THE TASK: Transcribe the listing exactly, leaving out every picture.

ROWS:
|---|
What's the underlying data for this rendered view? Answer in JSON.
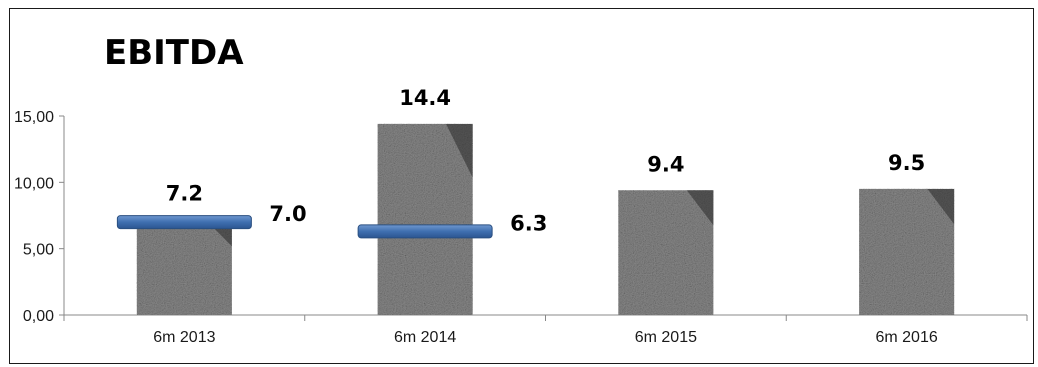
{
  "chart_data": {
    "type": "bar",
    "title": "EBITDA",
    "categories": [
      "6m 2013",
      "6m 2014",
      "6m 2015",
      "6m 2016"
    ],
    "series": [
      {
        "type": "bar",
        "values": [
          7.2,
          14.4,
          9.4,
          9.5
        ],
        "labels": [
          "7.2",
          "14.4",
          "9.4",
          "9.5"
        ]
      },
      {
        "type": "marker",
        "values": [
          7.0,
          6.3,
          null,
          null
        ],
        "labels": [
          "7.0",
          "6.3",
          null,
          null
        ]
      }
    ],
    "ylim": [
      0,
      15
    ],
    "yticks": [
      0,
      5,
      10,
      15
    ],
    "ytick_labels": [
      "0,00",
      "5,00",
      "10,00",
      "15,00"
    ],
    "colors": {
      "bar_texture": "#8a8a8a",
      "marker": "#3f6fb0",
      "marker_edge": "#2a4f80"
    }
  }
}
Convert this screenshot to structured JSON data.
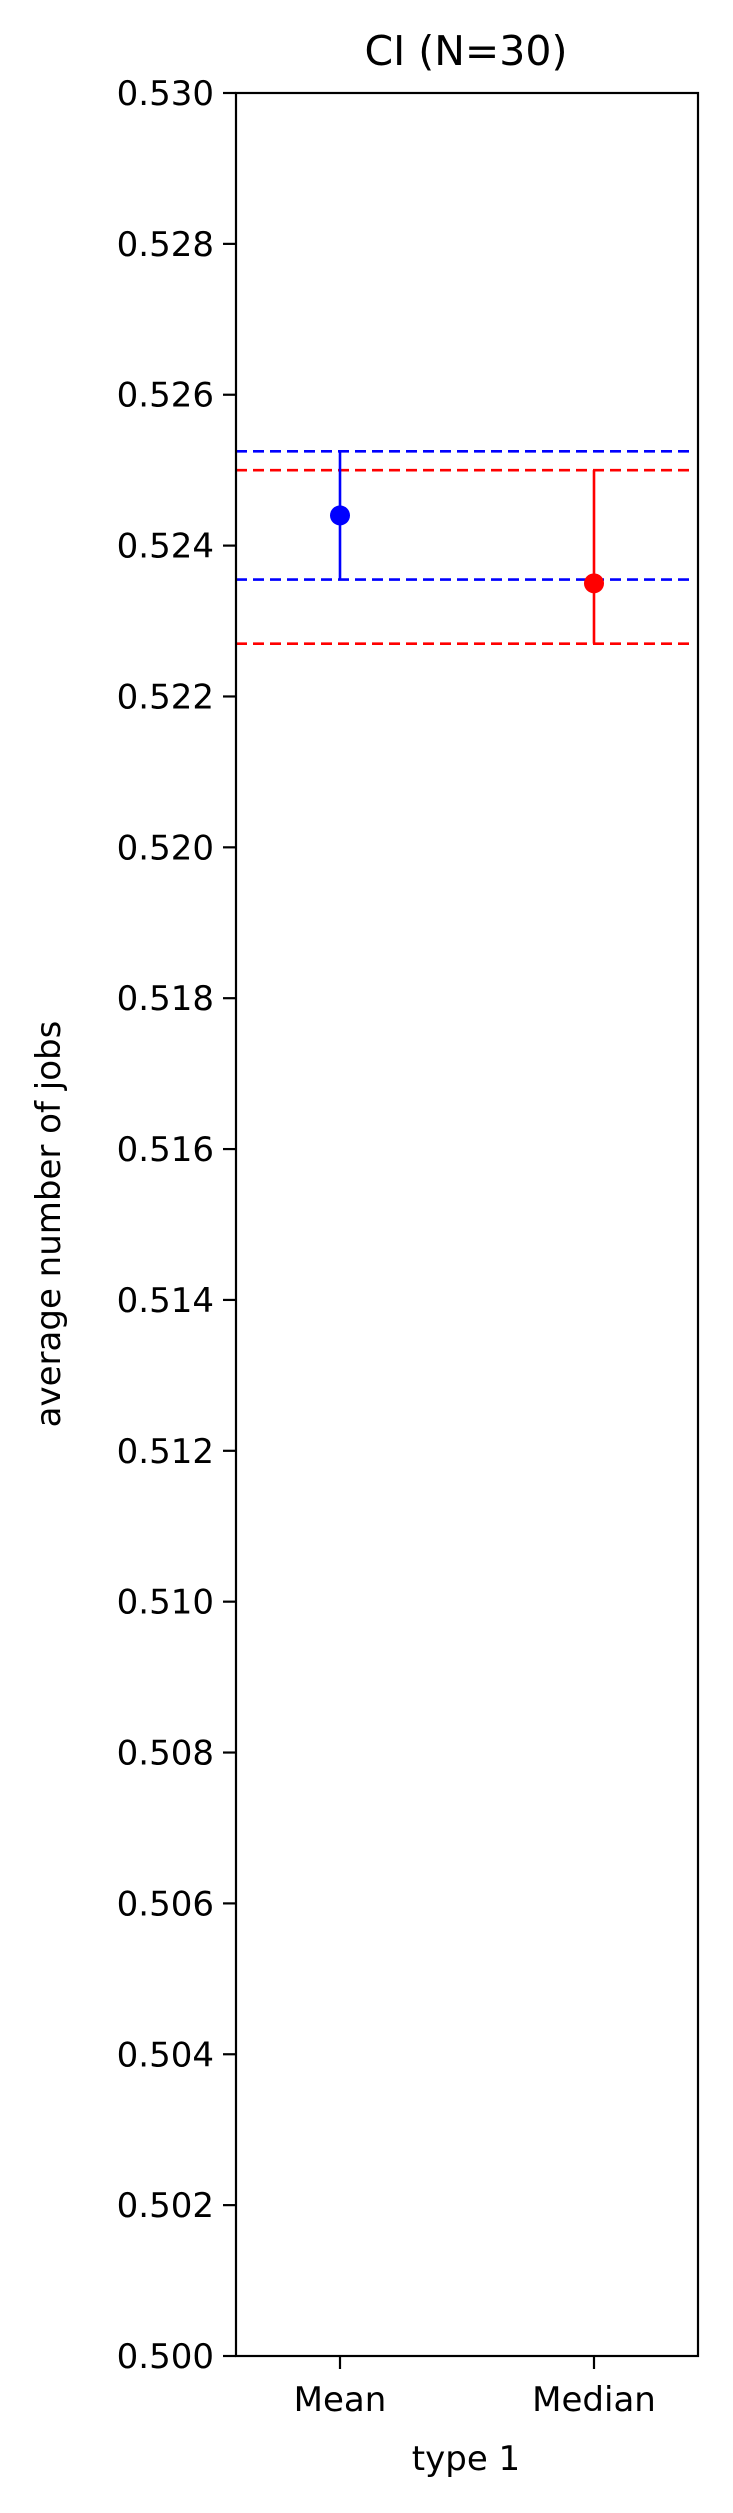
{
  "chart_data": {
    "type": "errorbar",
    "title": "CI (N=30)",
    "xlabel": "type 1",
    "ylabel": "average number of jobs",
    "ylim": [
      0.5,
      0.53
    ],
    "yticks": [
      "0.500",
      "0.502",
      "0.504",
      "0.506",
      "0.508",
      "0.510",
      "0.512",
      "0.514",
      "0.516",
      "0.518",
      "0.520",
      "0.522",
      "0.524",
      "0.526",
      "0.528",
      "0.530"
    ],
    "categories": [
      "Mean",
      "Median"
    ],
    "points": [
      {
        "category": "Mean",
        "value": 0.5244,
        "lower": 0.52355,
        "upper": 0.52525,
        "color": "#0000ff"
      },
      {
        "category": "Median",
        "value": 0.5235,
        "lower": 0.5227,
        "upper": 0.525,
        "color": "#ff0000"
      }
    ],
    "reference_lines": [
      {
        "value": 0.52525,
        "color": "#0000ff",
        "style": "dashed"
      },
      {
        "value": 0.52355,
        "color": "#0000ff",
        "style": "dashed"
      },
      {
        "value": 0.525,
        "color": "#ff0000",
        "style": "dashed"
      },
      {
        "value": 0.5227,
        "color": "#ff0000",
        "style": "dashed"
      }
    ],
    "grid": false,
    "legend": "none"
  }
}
|---|
CORRECT OUTPUT:
What's the underlying data for this rendered view? Answer in JSON.
{
  "chart_data": {
    "type": "bar",
    "title": "EBITDA",
    "categories": [
      "6m 2013",
      "6m 2014",
      "6m 2015",
      "6m 2016"
    ],
    "series": [
      {
        "type": "bar",
        "values": [
          7.2,
          14.4,
          9.4,
          9.5
        ],
        "labels": [
          "7.2",
          "14.4",
          "9.4",
          "9.5"
        ]
      },
      {
        "type": "marker",
        "values": [
          7.0,
          6.3,
          null,
          null
        ],
        "labels": [
          "7.0",
          "6.3",
          null,
          null
        ]
      }
    ],
    "ylim": [
      0,
      15
    ],
    "yticks": [
      0,
      5,
      10,
      15
    ],
    "ytick_labels": [
      "0,00",
      "5,00",
      "10,00",
      "15,00"
    ],
    "colors": {
      "bar_texture": "#8a8a8a",
      "marker": "#3f6fb0",
      "marker_edge": "#2a4f80"
    }
  }
}
Convert this screenshot to structured JSON data.
{
  "chart_data": {
    "type": "errorbar",
    "title": "CI (N=30)",
    "xlabel": "type 1",
    "ylabel": "average number of jobs",
    "ylim": [
      0.5,
      0.53
    ],
    "yticks": [
      "0.500",
      "0.502",
      "0.504",
      "0.506",
      "0.508",
      "0.510",
      "0.512",
      "0.514",
      "0.516",
      "0.518",
      "0.520",
      "0.522",
      "0.524",
      "0.526",
      "0.528",
      "0.530"
    ],
    "categories": [
      "Mean",
      "Median"
    ],
    "points": [
      {
        "category": "Mean",
        "value": 0.5244,
        "lower": 0.52355,
        "upper": 0.52525,
        "color": "#0000ff"
      },
      {
        "category": "Median",
        "value": 0.5235,
        "lower": 0.5227,
        "upper": 0.525,
        "color": "#ff0000"
      }
    ],
    "reference_lines": [
      {
        "value": 0.52525,
        "color": "#0000ff",
        "style": "dashed"
      },
      {
        "value": 0.52355,
        "color": "#0000ff",
        "style": "dashed"
      },
      {
        "value": 0.525,
        "color": "#ff0000",
        "style": "dashed"
      },
      {
        "value": 0.5227,
        "color": "#ff0000",
        "style": "dashed"
      }
    ],
    "grid": false,
    "legend": "none"
  }
}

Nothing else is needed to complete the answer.